----- Material for the task -----

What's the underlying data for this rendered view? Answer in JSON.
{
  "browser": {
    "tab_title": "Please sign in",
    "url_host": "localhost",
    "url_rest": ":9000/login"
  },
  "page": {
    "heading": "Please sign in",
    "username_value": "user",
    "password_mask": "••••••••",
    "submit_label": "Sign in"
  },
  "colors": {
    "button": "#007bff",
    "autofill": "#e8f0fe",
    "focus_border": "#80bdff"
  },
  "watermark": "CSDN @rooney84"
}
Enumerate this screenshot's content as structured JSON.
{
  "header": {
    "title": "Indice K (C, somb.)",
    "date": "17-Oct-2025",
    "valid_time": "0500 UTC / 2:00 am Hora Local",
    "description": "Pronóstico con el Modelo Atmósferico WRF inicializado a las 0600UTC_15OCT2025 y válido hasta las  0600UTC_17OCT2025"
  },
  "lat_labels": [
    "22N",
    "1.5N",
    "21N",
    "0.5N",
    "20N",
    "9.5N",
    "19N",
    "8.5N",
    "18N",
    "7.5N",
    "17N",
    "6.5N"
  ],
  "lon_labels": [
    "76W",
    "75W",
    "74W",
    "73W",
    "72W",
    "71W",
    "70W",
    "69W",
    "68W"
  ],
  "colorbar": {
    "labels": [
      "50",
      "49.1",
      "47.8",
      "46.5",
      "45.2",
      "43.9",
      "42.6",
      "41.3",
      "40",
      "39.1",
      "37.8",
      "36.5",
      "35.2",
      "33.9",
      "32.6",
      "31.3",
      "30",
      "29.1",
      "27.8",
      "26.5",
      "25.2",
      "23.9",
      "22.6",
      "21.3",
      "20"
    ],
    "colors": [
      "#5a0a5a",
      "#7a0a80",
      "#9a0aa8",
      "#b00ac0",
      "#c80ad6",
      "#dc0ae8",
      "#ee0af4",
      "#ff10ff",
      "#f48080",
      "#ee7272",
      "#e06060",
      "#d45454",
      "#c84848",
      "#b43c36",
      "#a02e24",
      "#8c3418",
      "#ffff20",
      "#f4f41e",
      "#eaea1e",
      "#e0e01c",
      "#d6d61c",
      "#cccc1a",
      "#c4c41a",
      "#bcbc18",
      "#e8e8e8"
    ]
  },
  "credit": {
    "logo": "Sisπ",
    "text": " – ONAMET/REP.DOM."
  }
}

-----

What the task requires. From the data above, copy each line where the string "JSON" appears.

Output of the task.
What's the underlying data for this rendered view? Answer in JSON.
Enumerate this screenshot's content as structured JSON.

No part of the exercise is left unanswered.